> _STATED TASK_:
Each line that includes "تبلغ" counts once; give the total and nothing besides.

— start EXERCISE MATERIAL —

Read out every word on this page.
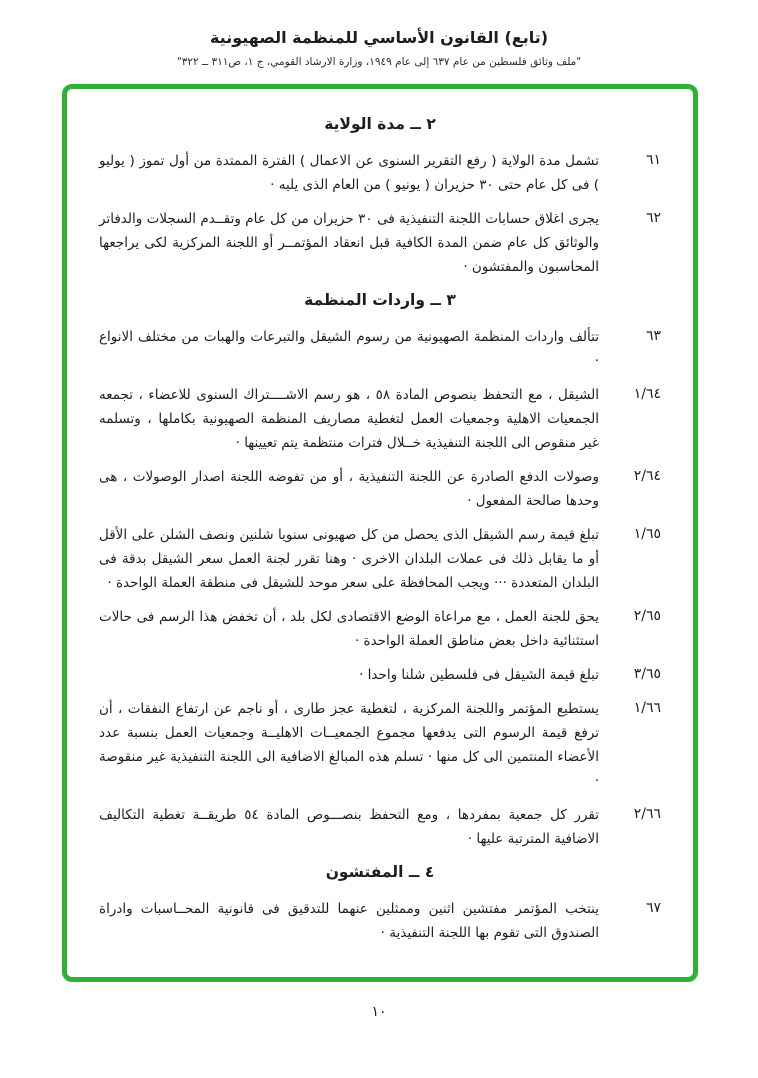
(تابع) القانون الأساسي للمنظمة الصهيونية
"ملف وثائق فلسطين من عام ٦٣٧ إلى عام ١٩٤٩، وزارة الارشاد القومي، ج ١، ص٣١١ ــ ٣٢٢"
٢ ــ مدة الولاية
٦١

تشمل مدة الولاية ( رفع التقرير السنوى عن الاعمال ) الفترة الممتدة من أول تموز ( يوليو ) فى كل عام حتى ٣٠ حزيران ( يونيو ) من العام الذى يليه ·

٦٢

يجرى اغلاق حسابات اللجنة التنفيذية فى ٣٠ حزيران من كل عام وتقــدم السجلات والدفاتر والوثائق كل عام ضمن المدة الكافية قبل انعقاد المؤتمــر أو اللجنة المركزية لكى يراجعها المحاسبون والمفتشون ·

٣ ــ واردات المنظمة
٦٣

تتألف واردات المنظمة الصهيونية من رسوم الشيقل والتبرعات والهبات من مختلف الانواع ·

١/٦٤

الشيقل ، مع التحفظ بنصوص المادة ٥٨ ، هو رسم الاشــــتراك السنوى للاعضاء ، تجمعه الجمعيات الاهلية وجمعيات العمل لتغطية مصاريف المنظمة الصهيونية بكاملها ، وتسلمه غير منقوص الى اللجنة التنفيذية خــلال فترات منتظمة يتم تعيينها ·

٢/٦٤

وصولات الدفع الصادرة عن اللجنة التنفيذية ، أو من تفوضه اللجنة اصدار الوصولات ، هى وحدها صالحة المفعول ·

١/٦٥

تبلغ قيمة رسم الشيقل الذى يحصل من كل صهيونى سنويا شلنين ونصف الشلن على الأقل أو ما يقابل ذلك فى عملات البلدان الاخرى · وهنا تقرر لجنة العمل سعر الشيقل بدقة فى البلدان المتعددة ··· ويجب المحافظة على سعر موحد للشيقل فى منطقة العملة الواحدة ·

٢/٦٥

يحق للجنة العمل ، مع مراعاة الوضع الاقتصادى لكل بلد ، أن تخفض هذا الرسم فى حالات استثنائية داخل بعض مناطق العملة الواحدة ·

٣/٦٥

تبلغ قيمة الشيقل فى فلسطين شلنا واحدا ·

١/٦٦

يستطيع المؤتمر واللجنة المركزية ، لتغطية عجز طارى ، أو ناجم عن ارتفاع النفقات ، أن ترفع قيمة الرسوم التى يدفعها مجموع الجمعيــات الاهليــة وجمعيات العمل بنسبة عدد الأعضاء المنتمين الى كل منها · تسلم هذه المبالغ الاضافية الى اللجنة التنفيذية غير منقوصة ·

٢/٦٦

تقرر كل جمعية بمفردها ، ومع التحفظ بنصـــوص المادة ٥٤ طريقــة تغطية التكاليف الاضافية المترتبة عليها ·

٤ ــ المفتشون
٦٧

ينتخب المؤتمر مفتشين اثنين وممثلين عنهما للتدقيق فى قانونية المحــاسبات وادراة الصندوق التى تقوم بها اللجنة التنفيذية ·

١٠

— end EXERCISE MATERIAL —

> _EXPECTED ANSWER_:
2